- **Directions**: Copy the data below verbatim, from its first line through the line that contains "praying-pancake-sticker-icon [168, 382, 298, 512]", including both of those lines.

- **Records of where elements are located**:
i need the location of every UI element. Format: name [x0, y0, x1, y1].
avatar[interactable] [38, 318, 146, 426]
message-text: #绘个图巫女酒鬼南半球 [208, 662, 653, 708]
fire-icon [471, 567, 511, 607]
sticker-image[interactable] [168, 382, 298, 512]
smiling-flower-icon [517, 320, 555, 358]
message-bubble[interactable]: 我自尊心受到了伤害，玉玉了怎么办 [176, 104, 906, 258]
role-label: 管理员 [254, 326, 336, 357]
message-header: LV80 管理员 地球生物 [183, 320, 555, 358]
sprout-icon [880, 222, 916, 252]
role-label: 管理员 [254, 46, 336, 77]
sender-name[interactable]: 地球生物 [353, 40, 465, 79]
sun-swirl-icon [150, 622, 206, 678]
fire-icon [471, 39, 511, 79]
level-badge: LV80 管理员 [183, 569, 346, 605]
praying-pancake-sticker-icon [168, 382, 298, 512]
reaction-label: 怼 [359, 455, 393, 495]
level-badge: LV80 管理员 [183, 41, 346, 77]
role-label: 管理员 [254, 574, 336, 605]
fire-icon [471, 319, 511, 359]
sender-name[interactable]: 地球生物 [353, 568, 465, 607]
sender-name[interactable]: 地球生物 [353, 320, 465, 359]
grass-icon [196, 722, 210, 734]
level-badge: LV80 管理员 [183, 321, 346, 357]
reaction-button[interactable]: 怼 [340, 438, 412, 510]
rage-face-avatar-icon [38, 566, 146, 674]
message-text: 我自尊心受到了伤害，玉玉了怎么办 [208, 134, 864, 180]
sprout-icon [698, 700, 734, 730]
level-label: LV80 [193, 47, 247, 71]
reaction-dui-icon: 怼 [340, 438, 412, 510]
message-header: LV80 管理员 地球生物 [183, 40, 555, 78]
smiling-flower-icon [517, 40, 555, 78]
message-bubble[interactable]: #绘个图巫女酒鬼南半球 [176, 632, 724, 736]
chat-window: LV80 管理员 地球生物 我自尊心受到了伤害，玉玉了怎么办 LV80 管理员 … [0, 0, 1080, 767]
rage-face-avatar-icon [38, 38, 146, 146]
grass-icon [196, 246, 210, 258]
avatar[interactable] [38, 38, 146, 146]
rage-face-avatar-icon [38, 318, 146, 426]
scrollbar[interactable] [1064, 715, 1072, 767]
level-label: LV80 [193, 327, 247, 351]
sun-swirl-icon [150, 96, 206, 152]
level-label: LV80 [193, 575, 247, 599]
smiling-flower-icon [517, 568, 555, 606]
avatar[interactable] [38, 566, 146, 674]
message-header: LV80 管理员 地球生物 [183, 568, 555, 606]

- **Task result**:
i need the location of every UI element. Format: name [x0, y0, x1, y1].
avatar[interactable] [38, 318, 146, 426]
message-text: #绘个图巫女酒鬼南半球 [208, 662, 653, 708]
fire-icon [471, 567, 511, 607]
sticker-image[interactable] [168, 382, 298, 512]
smiling-flower-icon [517, 320, 555, 358]
message-bubble[interactable]: 我自尊心受到了伤害，玉玉了怎么办 [176, 104, 906, 258]
role-label: 管理员 [254, 326, 336, 357]
message-header: LV80 管理员 地球生物 [183, 320, 555, 358]
sprout-icon [880, 222, 916, 252]
role-label: 管理员 [254, 46, 336, 77]
sender-name[interactable]: 地球生物 [353, 40, 465, 79]
sun-swirl-icon [150, 622, 206, 678]
fire-icon [471, 39, 511, 79]
level-badge: LV80 管理员 [183, 569, 346, 605]
praying-pancake-sticker-icon [168, 382, 298, 512]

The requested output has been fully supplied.